Aim of the exercise: Images should be left out, and everything else in the listing reproduced exactly.

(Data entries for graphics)
——

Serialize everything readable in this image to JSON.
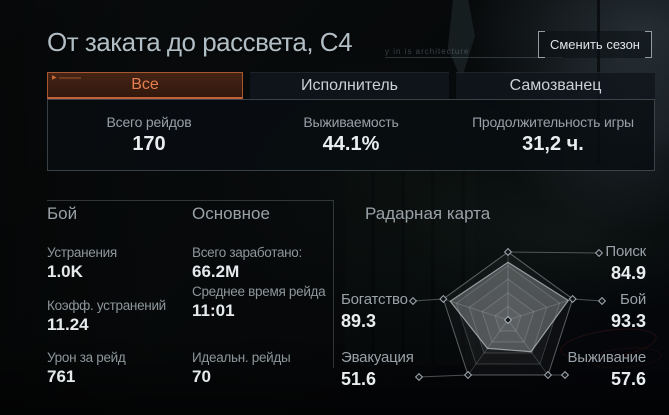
{
  "header": {
    "title": "От заката до рассвета, С4",
    "ghost_text": "y in is architecture",
    "change_season_button": "Сменить сезон"
  },
  "tabs": [
    {
      "label": "Все",
      "active": true
    },
    {
      "label": "Исполнитель",
      "active": false
    },
    {
      "label": "Самозванец",
      "active": false
    }
  ],
  "summary": [
    {
      "label": "Всего рейдов",
      "value": "170"
    },
    {
      "label": "Выживаемость",
      "value": "44.1%"
    },
    {
      "label": "Продолжительность игры",
      "value": "31,2 ч."
    }
  ],
  "combat_section": {
    "heading": "Бой",
    "stats": [
      {
        "label": "Устранения",
        "value": "1.0K"
      },
      {
        "label": "Коэфф. устранений",
        "value": "11.24"
      },
      {
        "label": "Урон за рейд",
        "value": "761"
      }
    ]
  },
  "general_section": {
    "heading": "Основное",
    "stats": [
      {
        "label": "Всего заработано:",
        "value": "66.2M"
      },
      {
        "label": "Среднее время рейда",
        "value": "11:01"
      },
      {
        "label": "Идеальн. рейды",
        "value": "70"
      }
    ]
  },
  "radar_section": {
    "heading": "Радарная карта"
  },
  "chart_data": {
    "type": "radar",
    "title": "Радарная карта",
    "categories": [
      "Поиск",
      "Бой",
      "Выживание",
      "Эвакуация",
      "Богатство"
    ],
    "values": [
      84.9,
      93.3,
      57.6,
      51.6,
      89.3
    ],
    "max": 100,
    "grid_levels": 5,
    "legend_position": "around"
  },
  "colors": {
    "accent_orange": "#c2633c",
    "active_tab_text": "#e87e50",
    "value_text": "#e9edee",
    "label_text": "#96a0a6",
    "panel_border": "#78828a",
    "background": "#060809"
  }
}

——

Complete response:
Serialize everything readable in this image to JSON.
{
  "header": {
    "title": "От заката до рассвета, С4",
    "ghost_text": "y in is architecture",
    "change_season_button": "Сменить сезон"
  },
  "tabs": [
    {
      "label": "Все",
      "active": true
    },
    {
      "label": "Исполнитель",
      "active": false
    },
    {
      "label": "Самозванец",
      "active": false
    }
  ],
  "summary": [
    {
      "label": "Всего рейдов",
      "value": "170"
    },
    {
      "label": "Выживаемость",
      "value": "44.1%"
    },
    {
      "label": "Продолжительность игры",
      "value": "31,2 ч."
    }
  ],
  "combat_section": {
    "heading": "Бой",
    "stats": [
      {
        "label": "Устранения",
        "value": "1.0K"
      },
      {
        "label": "Коэфф. устранений",
        "value": "11.24"
      },
      {
        "label": "Урон за рейд",
        "value": "761"
      }
    ]
  },
  "general_section": {
    "heading": "Основное",
    "stats": [
      {
        "label": "Всего заработано:",
        "value": "66.2M"
      },
      {
        "label": "Среднее время рейда",
        "value": "11:01"
      },
      {
        "label": "Идеальн. рейды",
        "value": "70"
      }
    ]
  },
  "radar_section": {
    "heading": "Радарная карта"
  },
  "chart_data": {
    "type": "radar",
    "title": "Радарная карта",
    "categories": [
      "Поиск",
      "Бой",
      "Выживание",
      "Эвакуация",
      "Богатство"
    ],
    "values": [
      84.9,
      93.3,
      57.6,
      51.6,
      89.3
    ],
    "max": 100,
    "grid_levels": 5,
    "legend_position": "around"
  },
  "colors": {
    "accent_orange": "#c2633c",
    "active_tab_text": "#e87e50",
    "value_text": "#e9edee",
    "label_text": "#96a0a6",
    "panel_border": "#78828a",
    "background": "#060809"
  }
}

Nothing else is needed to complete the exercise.